▶ **Task details**
Pick out each line containing the string "this" and copy it.

— begin —

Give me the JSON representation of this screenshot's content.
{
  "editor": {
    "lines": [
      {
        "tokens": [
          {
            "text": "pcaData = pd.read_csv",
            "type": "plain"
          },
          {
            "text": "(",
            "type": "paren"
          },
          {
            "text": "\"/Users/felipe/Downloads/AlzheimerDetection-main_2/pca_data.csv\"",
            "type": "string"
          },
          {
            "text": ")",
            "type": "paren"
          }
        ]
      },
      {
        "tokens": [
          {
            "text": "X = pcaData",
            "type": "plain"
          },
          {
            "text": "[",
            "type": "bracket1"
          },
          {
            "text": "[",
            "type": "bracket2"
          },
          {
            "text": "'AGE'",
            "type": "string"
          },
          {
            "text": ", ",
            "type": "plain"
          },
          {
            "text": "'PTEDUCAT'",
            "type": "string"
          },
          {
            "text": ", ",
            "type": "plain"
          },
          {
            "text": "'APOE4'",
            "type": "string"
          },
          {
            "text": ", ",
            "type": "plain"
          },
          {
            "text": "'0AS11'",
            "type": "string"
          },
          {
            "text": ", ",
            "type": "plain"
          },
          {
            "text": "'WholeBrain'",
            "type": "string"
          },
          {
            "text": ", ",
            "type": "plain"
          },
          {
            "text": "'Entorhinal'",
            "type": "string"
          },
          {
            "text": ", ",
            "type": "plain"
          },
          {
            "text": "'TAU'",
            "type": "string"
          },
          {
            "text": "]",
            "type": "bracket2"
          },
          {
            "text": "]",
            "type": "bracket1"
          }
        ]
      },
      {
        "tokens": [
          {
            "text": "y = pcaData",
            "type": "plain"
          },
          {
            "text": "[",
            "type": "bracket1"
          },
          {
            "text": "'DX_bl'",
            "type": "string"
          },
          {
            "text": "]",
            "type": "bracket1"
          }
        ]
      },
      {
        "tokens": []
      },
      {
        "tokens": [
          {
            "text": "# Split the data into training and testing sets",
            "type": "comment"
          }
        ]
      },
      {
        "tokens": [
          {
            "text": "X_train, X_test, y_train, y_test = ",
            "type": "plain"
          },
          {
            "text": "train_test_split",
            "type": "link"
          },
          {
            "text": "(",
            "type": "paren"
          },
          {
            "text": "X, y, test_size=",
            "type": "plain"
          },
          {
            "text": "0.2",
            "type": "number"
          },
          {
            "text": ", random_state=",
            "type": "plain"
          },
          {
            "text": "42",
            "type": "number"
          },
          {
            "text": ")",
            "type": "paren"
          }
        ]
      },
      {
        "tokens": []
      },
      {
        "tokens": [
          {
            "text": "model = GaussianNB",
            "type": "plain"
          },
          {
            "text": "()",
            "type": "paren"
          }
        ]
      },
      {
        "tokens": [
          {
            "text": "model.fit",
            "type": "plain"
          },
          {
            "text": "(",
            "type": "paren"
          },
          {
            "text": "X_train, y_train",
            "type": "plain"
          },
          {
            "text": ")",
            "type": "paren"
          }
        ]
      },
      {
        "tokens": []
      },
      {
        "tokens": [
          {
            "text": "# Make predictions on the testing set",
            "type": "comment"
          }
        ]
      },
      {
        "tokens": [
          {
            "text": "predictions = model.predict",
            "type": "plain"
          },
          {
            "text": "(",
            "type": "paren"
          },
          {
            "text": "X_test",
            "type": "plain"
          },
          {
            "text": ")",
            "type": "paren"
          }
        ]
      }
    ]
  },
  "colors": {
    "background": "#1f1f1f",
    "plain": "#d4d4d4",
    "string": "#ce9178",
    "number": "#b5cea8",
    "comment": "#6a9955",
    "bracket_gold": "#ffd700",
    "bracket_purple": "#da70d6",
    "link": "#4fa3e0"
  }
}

— end —
— begin —

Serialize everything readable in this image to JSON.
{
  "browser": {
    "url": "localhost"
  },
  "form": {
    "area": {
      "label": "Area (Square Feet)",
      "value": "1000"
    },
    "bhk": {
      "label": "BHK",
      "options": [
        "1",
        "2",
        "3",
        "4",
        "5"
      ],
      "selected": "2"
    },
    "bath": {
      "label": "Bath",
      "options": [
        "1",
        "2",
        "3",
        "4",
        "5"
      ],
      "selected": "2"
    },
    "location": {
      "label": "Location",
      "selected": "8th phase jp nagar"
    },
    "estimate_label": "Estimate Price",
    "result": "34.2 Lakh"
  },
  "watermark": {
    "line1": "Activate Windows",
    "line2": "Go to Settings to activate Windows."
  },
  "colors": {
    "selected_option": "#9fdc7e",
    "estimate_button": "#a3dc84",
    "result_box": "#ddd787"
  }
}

— end —

▶ **Task output**
Give me the JSON representation of this screenshot's content.
Serialize everything readable in this image to JSON.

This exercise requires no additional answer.